■ **书面任务**
1/ 根据阅读材料回答下列问题，答案同样用(a)(b)(c)标注，每个答案占一行：
(a) 这篇论文的收稿日期是哪一天？
(b) 国家电网公司科技项目的编号是什么？
(c) 盛立健从事哪方面的工作？
2/ 请从阅读材料的最后一句之后接着续写这篇关于智能电网分布式阻尼控制器设计的论文。

■ **阅读材料**
┌──
智能电网环境下分布式阻尼控制器设计

doi:10.11930/j.issn.1004-9649.2017.01.067.07

中国电力 ›› 2017, Vol. 50 ›› Issue (1): 67-73.DOI: 10.11930/j.issn.1004-9649.2017.01.067.07

智能电网环境下分布式阻尼控制器设计

盛立健¹, 孙军², 王海龙³, 付蓉³, 雍太有⁴

1. 南京南瑞集团公司（国网电力科学研究院）,江苏南京 210061;
2. 南京南瑞集团公司智能电网保护和运行控制国家重点实验室,江苏南京 211000;
3. 南京邮电大学自动化学院,江苏南京 210023;
4. 中国电力科学研究院,江苏南京 210003

收稿日期:2016-08-08 出版日期:2017-01-20 发布日期:2017-01-23
作者简介:盛立健（1983-）,男,江苏南京人,硕士,工程师,从事复杂电力系统分析、控制与实验验证工作。E-mail: shenglijian@sgepri.sgcc.com
基金资助:
国家重点实验室开放课题项目“智能电网信息物理融合系统运行安全分析与防御策略研究”; 国家电网公司科技项目（DZN17201300197）

Design of Distributed Damping Controller in Smart Grid

SHENG Lijian¹, SUN Jun², WANG Hailong³, FU Rong³, YONG Taiyou⁴

1. NARI Group Corporation (State Grid Electric Power Research Institute), Nanjing 210061, China;
2. NARI Group Corporation State Key Laboratory of Smart Grid Protection and Control, Nanjing 211000, China;
3. College of Automation, Nanjing University of Posts and Telecommunications, Nanjing 210023, China;
4. China Electric Power Research Institute, Nanjing 210003, China

Received:2016-08-08 Online:2017-01-20 Published:2017-01-23
Supported by:
This work is supported by National Key Laboratory Open Project “Research on operation security analysis and defense strategy of smart grid cyber physical system”, the Science and Technology Project of SGCC (No. DZN17201300197).
└──
■ **条目**
┌──
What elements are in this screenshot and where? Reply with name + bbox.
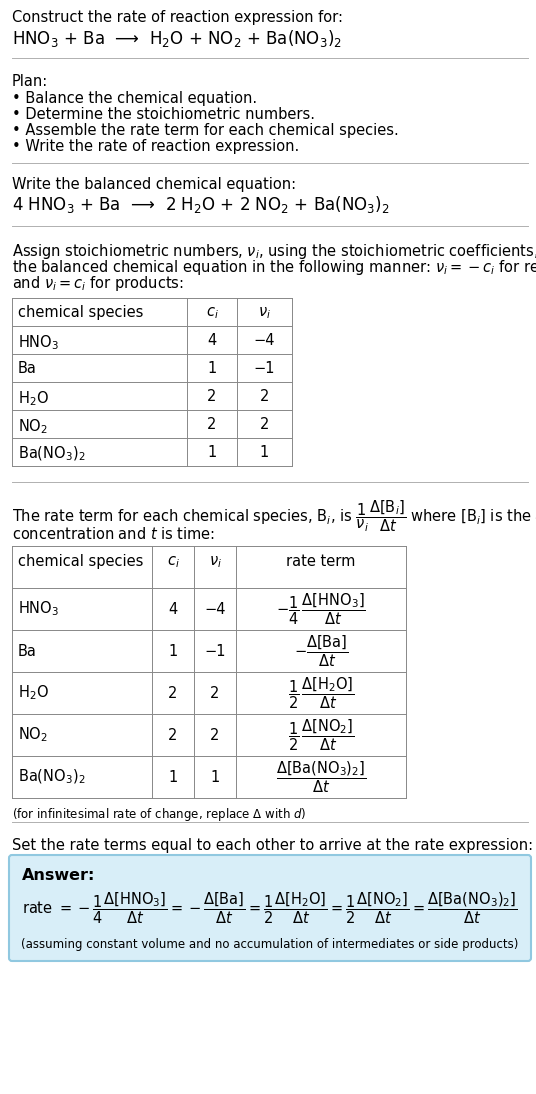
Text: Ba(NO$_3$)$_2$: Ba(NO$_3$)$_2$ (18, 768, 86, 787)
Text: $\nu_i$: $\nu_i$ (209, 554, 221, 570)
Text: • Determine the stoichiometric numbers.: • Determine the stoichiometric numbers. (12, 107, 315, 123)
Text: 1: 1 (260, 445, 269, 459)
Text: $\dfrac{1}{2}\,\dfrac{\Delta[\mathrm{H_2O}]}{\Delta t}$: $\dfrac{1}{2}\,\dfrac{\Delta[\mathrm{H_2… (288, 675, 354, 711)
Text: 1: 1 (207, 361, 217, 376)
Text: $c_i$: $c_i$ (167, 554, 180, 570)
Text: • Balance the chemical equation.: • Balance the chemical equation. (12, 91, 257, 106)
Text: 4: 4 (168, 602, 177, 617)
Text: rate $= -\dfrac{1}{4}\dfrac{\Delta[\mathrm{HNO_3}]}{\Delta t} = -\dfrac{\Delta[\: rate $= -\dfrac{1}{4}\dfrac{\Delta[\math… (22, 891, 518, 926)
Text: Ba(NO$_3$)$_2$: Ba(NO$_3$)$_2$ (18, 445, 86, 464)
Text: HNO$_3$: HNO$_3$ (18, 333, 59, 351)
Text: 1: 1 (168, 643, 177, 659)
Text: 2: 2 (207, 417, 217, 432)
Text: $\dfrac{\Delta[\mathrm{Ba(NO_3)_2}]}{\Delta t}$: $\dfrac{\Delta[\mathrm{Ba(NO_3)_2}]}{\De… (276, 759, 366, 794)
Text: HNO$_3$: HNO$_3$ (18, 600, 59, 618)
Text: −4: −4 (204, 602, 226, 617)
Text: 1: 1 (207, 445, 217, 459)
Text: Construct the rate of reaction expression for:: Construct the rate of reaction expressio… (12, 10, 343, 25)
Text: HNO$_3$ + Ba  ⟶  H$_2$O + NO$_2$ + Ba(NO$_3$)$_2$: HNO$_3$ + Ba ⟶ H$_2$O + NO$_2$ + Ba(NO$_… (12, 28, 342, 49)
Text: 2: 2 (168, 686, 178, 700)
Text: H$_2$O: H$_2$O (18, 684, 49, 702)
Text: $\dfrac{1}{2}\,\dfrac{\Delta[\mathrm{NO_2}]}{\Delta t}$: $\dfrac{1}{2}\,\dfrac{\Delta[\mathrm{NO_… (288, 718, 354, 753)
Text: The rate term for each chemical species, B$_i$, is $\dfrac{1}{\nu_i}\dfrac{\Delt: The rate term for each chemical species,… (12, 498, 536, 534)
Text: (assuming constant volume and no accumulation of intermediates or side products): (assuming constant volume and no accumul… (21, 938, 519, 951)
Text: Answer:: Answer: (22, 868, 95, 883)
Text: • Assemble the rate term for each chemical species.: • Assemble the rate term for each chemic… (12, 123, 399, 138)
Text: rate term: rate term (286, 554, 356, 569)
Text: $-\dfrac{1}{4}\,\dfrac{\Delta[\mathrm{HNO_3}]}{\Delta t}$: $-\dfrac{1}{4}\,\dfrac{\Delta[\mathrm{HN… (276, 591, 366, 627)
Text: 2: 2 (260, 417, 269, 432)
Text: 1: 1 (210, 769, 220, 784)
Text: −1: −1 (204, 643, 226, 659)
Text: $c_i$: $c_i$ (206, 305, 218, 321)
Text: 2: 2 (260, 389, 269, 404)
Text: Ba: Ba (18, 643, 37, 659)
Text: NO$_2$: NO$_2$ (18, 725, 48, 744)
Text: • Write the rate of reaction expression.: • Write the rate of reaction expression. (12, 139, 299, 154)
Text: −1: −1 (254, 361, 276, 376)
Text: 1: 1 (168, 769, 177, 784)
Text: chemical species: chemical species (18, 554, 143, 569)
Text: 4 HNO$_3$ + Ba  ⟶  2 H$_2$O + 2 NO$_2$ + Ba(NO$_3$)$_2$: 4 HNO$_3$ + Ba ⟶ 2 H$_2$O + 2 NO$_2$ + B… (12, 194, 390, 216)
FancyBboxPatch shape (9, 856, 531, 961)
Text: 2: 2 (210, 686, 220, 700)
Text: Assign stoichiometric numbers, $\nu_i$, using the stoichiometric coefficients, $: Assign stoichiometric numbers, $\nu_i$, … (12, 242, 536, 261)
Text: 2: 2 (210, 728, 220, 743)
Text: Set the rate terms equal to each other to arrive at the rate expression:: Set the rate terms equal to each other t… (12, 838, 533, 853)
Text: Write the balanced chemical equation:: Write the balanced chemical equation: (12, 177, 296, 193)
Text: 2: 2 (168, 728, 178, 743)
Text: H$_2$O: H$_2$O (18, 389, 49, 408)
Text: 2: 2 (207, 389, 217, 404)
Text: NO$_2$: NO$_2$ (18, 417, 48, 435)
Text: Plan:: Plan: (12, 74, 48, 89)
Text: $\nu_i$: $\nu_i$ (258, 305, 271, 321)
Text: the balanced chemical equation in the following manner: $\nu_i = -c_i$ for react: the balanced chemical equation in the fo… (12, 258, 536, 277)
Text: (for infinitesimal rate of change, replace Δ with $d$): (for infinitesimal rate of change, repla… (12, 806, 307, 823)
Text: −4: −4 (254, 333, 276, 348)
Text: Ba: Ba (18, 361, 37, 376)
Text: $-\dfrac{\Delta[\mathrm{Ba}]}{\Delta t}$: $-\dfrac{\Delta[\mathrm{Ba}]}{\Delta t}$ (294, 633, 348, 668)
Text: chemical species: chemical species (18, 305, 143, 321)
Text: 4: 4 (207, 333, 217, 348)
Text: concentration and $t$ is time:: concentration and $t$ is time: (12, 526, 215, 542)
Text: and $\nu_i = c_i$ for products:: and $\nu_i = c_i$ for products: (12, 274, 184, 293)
└──
┌──
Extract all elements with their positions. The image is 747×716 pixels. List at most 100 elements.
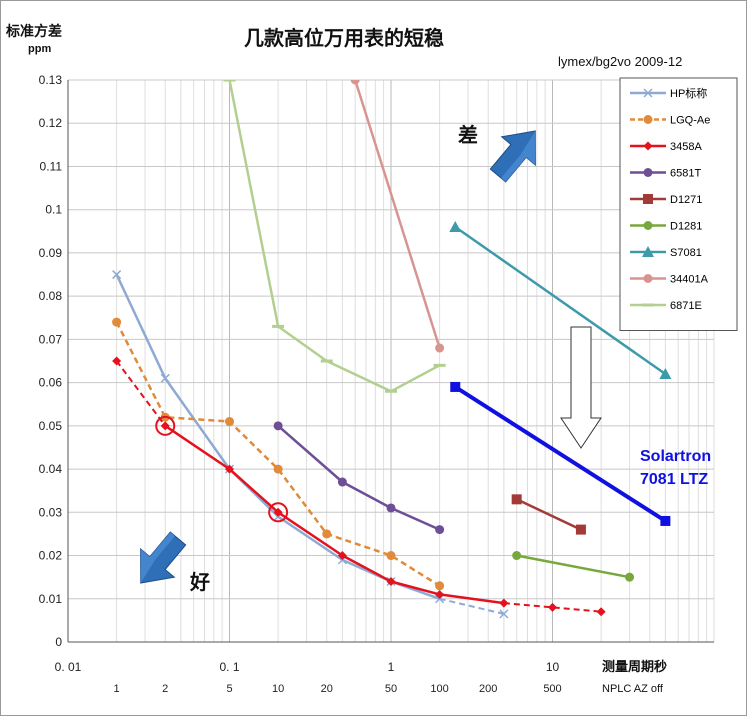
└──
■ **答复**
1/
(a) 2016-08-08
(b) DZN17201300197
(c) 复杂电力系统分析、控制与实验验证工作

2/
摘要/Abstract

摘要： 智能电网以广域测量系统作为支撑,通过信息的相互关联来有效控制电网稳定运行。在智能电网环境下,针对广域互联电力系统的低频振荡问题,利用分布式网络控制的灵活特性,研究设计一种计及时延的分布式阻尼控制器。考虑将测量信息作为阻尼控制器的输入信号,只涉及到本地及相邻通信节点的信息,进而基于图论新颖法对分布式阻尼控制器输入信号的通信拓扑特性进行描述。在设计广域系统中控制器时考虑到了远程信号的传输时延,并利用其时延依赖稳定性这一充分条件。最后运用到四机两区系统的仿真对比结果,显示本文提及的分布式阻尼控制器不仅使系统阻尼得到有效提高,还体现出局部与区域间低频振荡以及传输线功率振荡的可抑制性,增强了融合电力信息系统的稳定性。

关键词: 智能电网, 互联电力系统, 广域测量系统, 分布式阻尼控制, 低频振荡, 时延依赖

Abstract: With the support of wide area measurement system(WAMS), the smart grid can effectively control the stable operation of power grid through interaction of information. For the low frequency oscillation problem of wide area interconnected power system in smart grid, this paper proposes a distributed wide area damping controller by taking advantage of the flexibility of distributed control, which only uses the measurements from local and adjacent nodes as the input signals. The new graph theory is adopted to describe the communication topology of the controller’s input signals. By taking into account of the transmission delay of remote signals, the controller is designed under the sufficient condition of time-delay dependent stability. Finally, a simulation comparison is made on a four-machine two-area system, which shows that the designed controller can effectively improve the system damping and enhance the stability of system.

Key words: smart grid, interconnected electric power system, wide area measurement system(WAMS), distributed damping control, low frequency oscillation, delay dependent

中图分类号:

TM712

盛立健, 孙军, 王海龙, 付蓉, 雍太有. 智能电网环境下分布式阻尼控制器设计[J]. 中国电力, 2017, 50(1): 67-73.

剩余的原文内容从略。